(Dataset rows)
○ ○ ○ ○ ○ ○ ○

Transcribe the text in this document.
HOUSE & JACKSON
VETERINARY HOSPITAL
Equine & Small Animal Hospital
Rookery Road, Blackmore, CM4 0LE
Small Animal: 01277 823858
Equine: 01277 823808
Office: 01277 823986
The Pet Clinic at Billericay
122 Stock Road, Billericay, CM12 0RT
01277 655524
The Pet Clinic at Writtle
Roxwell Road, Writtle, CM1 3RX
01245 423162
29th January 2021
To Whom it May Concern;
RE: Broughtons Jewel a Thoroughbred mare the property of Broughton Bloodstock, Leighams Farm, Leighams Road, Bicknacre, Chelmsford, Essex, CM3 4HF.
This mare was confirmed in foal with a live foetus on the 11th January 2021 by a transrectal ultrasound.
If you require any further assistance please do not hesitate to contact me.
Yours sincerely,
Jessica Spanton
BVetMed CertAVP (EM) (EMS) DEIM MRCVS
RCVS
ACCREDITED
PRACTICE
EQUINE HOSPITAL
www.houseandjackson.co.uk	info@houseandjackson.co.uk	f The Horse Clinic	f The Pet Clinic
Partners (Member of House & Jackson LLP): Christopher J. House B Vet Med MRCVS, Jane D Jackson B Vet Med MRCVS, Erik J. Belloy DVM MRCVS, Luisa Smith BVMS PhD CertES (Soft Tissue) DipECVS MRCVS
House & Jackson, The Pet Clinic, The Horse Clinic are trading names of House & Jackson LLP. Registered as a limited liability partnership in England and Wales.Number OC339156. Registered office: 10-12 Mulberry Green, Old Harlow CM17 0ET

○ ○ ○ ○ ○ ○ ○

» **Goal of the exercise**:
Write out every line of the material again, exactly as it reads.

» **Answer in full**:
Transcribe the text in this document.
HOUSE & JACKSON
VETERINARY HOSPITAL
Equine & Small Animal Hospital
Rookery Road, Blackmore, CM4 0LE
Small Animal: 01277 823858
Equine: 01277 823808
Office: 01277 823986
The Pet Clinic at Billericay
122 Stock Road, Billericay, CM12 0RT
01277 655524
The Pet Clinic at Writtle
Roxwell Road, Writtle, CM1 3RX
01245 423162
29th January 2021
To Whom it May Concern;
RE: Broughtons Jewel a Thoroughbred mare the property of Broughton Bloodstock, Leighams Farm, Leighams Road, Bicknacre, Chelmsford, Essex, CM3 4HF.
This mare was confirmed in foal with a live foetus on the 11th January 2021 by a transrectal ultrasound.
If you require any further assistance please do not hesitate to contact me.
Yours sincerely,
Jessica Spanton
BVetMed CertAVP (EM) (EMS) DEIM MRCVS
RCVS
ACCREDITED
PRACTICE
EQUINE HOSPITAL
www.houseandjackson.co.uk	info@houseandjackson.co.uk	f The Horse Clinic	f The Pet Clinic
Partners (Member of House & Jackson LLP): Christopher J. House B Vet Med MRCVS, Jane D Jackson B Vet Med MRCVS, Erik J. Belloy DVM MRCVS, Luisa Smith BVMS PhD CertES (Soft Tissue) DipECVS MRCVS
House & Jackson, The Pet Clinic, The Horse Clinic are trading names of House & Jackson LLP. Registered as a limited liability partnership in England and Wales.Number OC339156. Registered office: 10-12 Mulberry Green, Old Harlow CM17 0ET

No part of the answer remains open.